── Material provided

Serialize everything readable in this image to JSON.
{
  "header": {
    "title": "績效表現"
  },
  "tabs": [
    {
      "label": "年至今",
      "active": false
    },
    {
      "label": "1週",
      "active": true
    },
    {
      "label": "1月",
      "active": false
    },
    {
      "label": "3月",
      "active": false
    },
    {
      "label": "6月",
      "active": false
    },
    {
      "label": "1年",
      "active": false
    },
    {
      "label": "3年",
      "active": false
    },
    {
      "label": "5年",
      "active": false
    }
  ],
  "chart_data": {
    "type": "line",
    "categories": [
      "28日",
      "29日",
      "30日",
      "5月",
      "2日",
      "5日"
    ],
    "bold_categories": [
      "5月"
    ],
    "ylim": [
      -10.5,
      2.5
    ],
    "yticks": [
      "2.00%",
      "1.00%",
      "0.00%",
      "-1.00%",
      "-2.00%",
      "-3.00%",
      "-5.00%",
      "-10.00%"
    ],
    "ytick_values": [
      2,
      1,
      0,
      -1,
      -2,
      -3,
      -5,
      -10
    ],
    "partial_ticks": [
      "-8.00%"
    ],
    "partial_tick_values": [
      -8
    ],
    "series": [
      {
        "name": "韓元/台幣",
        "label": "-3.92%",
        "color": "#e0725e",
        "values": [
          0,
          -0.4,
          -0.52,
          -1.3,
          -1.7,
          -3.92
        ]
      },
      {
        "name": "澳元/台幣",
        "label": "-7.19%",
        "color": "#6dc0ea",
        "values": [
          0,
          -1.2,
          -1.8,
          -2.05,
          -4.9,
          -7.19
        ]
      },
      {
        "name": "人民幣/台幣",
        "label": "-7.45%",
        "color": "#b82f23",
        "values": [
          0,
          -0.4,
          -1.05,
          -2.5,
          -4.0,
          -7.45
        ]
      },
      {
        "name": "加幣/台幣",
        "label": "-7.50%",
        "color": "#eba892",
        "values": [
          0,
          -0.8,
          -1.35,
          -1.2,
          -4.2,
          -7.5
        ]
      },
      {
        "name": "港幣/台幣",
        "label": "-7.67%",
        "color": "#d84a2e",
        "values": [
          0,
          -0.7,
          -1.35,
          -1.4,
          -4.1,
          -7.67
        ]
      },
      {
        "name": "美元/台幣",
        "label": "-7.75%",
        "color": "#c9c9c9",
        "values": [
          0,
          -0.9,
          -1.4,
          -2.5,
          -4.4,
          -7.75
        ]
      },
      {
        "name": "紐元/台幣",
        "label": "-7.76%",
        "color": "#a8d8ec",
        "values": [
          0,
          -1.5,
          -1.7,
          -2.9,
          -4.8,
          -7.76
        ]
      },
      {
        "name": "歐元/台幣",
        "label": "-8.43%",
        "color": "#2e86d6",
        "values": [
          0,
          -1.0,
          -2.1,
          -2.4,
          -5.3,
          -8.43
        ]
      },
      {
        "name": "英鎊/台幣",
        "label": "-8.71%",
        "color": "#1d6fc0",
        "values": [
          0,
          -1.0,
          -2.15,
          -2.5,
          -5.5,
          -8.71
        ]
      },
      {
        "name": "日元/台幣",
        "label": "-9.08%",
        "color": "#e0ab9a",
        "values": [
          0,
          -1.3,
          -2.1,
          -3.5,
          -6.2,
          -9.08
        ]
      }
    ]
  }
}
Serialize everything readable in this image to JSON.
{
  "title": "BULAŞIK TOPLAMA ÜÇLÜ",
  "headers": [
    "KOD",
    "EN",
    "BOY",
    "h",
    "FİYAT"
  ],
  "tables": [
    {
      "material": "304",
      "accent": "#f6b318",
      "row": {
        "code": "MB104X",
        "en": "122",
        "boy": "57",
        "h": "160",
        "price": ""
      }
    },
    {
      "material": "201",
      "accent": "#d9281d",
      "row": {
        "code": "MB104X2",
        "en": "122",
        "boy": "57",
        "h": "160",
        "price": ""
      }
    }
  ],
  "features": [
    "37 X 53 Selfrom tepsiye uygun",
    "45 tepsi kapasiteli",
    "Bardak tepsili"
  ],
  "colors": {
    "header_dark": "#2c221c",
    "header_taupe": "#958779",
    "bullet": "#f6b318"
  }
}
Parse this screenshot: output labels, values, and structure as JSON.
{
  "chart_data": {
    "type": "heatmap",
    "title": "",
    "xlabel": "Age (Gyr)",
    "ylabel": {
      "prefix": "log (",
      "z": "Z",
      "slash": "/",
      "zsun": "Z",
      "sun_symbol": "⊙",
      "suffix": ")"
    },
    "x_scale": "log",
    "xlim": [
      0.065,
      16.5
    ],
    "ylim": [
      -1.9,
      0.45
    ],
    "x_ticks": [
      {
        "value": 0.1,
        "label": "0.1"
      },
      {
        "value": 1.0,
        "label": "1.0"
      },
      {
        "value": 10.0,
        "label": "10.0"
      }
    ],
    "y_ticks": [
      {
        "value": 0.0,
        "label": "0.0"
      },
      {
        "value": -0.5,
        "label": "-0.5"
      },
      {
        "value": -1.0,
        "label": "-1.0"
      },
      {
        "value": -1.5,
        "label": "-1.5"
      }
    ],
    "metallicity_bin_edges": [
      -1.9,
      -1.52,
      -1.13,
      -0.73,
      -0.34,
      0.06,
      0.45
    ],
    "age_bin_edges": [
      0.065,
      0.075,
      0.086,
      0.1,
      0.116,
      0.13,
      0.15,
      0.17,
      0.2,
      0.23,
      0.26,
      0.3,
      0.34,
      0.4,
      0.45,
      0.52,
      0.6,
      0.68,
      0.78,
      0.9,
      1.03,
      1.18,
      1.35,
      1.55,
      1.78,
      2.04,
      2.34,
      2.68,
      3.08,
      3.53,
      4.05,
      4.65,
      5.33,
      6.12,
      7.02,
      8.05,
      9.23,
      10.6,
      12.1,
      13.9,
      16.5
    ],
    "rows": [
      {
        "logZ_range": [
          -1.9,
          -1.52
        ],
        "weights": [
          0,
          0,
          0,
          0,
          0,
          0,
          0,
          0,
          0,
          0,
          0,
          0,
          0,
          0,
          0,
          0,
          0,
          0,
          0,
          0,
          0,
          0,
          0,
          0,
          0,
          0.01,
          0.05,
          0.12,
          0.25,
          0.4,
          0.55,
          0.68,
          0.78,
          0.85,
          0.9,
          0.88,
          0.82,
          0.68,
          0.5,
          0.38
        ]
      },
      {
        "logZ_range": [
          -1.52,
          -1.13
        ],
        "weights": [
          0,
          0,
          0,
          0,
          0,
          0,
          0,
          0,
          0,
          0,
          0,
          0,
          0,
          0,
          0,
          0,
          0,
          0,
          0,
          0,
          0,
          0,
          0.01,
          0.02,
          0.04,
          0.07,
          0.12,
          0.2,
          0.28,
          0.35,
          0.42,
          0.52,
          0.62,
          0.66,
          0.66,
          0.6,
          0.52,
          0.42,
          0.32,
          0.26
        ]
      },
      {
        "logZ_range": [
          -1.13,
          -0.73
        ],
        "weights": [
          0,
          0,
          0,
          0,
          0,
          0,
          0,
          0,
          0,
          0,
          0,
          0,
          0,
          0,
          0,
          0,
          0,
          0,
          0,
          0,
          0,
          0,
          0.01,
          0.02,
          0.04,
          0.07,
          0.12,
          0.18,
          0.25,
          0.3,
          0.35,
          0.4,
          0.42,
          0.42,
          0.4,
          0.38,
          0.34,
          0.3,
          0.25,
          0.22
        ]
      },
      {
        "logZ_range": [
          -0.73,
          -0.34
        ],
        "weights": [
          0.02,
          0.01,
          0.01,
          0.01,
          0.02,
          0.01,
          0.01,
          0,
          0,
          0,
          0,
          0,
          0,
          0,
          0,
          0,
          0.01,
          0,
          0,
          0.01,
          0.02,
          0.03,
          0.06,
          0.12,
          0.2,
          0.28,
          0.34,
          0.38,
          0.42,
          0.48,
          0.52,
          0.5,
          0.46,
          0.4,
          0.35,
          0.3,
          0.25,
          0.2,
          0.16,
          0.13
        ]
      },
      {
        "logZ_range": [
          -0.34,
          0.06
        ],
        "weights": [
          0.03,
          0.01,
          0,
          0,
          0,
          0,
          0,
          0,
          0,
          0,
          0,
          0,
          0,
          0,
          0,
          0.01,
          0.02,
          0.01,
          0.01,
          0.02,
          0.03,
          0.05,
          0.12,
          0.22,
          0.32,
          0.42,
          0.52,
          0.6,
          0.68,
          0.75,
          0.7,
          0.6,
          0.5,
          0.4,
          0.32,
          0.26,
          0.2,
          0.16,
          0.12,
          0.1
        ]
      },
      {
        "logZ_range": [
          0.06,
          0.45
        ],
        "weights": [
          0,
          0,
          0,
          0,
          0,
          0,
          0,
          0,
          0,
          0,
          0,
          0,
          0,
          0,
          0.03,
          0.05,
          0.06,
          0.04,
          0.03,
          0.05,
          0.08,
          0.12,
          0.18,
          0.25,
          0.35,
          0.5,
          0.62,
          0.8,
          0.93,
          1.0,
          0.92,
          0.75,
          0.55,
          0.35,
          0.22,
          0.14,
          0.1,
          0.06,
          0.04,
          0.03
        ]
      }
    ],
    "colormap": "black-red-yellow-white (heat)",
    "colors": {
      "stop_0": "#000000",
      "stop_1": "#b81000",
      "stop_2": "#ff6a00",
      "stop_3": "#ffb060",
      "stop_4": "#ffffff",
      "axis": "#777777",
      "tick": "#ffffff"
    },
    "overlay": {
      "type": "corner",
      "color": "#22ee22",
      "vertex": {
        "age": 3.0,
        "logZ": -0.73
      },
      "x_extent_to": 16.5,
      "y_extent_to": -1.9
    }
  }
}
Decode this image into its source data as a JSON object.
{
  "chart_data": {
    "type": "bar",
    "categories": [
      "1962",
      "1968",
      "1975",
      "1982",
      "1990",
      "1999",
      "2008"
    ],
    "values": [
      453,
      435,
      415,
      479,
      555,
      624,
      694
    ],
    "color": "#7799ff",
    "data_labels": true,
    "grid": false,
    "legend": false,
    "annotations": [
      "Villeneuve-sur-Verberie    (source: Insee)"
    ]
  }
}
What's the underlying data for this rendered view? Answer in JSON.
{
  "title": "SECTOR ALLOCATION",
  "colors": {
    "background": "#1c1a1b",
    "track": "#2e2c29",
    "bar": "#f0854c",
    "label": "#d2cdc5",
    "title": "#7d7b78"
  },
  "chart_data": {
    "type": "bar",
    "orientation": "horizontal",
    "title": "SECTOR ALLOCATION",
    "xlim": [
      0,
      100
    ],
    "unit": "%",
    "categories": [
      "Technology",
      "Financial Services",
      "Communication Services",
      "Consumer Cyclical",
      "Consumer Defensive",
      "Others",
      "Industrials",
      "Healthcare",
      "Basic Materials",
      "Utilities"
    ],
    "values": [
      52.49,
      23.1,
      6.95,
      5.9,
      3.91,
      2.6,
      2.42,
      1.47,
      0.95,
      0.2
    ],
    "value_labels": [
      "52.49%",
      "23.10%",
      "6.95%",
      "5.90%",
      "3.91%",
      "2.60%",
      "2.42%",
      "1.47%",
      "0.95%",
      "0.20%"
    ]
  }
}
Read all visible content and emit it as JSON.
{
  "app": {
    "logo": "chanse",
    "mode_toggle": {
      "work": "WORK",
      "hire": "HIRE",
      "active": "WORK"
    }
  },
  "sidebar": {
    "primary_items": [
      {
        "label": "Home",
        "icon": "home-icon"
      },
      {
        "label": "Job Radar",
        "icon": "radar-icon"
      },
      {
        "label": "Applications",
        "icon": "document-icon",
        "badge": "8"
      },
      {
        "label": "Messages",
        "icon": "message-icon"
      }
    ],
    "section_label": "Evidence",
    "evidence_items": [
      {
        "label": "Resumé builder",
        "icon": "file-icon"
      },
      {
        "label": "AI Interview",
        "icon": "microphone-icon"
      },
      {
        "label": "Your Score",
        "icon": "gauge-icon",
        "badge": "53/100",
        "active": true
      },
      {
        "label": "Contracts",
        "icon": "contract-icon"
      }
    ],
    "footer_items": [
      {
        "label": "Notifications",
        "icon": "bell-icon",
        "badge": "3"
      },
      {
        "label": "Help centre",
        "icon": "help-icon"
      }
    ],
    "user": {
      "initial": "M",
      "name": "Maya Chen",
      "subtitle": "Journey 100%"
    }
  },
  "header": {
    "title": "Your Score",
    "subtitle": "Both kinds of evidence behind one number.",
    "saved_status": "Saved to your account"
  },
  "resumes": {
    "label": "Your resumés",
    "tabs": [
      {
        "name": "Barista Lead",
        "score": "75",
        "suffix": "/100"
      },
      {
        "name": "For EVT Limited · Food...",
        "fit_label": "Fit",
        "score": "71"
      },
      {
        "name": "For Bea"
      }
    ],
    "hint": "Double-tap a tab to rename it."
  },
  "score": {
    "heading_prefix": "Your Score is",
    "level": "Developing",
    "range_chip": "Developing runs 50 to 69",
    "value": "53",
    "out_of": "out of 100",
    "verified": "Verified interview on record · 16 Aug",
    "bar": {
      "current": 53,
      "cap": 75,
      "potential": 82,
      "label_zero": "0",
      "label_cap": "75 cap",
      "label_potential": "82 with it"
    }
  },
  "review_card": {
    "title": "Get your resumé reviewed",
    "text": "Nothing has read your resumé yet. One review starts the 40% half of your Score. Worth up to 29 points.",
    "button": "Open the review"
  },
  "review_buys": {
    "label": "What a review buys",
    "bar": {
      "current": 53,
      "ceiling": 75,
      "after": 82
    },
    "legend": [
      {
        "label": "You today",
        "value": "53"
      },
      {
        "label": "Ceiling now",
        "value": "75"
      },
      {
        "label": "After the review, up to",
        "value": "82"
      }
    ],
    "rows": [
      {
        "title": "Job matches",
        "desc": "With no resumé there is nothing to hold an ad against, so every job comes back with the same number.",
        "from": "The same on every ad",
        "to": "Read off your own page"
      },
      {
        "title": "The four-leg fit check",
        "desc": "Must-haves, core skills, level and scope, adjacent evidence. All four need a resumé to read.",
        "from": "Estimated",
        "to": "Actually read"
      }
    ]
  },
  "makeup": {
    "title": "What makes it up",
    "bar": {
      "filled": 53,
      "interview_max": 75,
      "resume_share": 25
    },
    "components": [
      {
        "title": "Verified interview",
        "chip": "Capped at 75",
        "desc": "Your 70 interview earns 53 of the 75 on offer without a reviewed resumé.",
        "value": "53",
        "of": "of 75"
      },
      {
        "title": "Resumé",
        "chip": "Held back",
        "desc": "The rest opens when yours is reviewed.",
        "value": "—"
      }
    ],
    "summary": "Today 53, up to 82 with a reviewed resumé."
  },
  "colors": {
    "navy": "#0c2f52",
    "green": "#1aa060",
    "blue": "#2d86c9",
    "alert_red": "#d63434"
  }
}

────

* _Problem statement_
Find every line in the records that has the string "four", then state how many there are and nothing else.

* _Answer to this problem_
2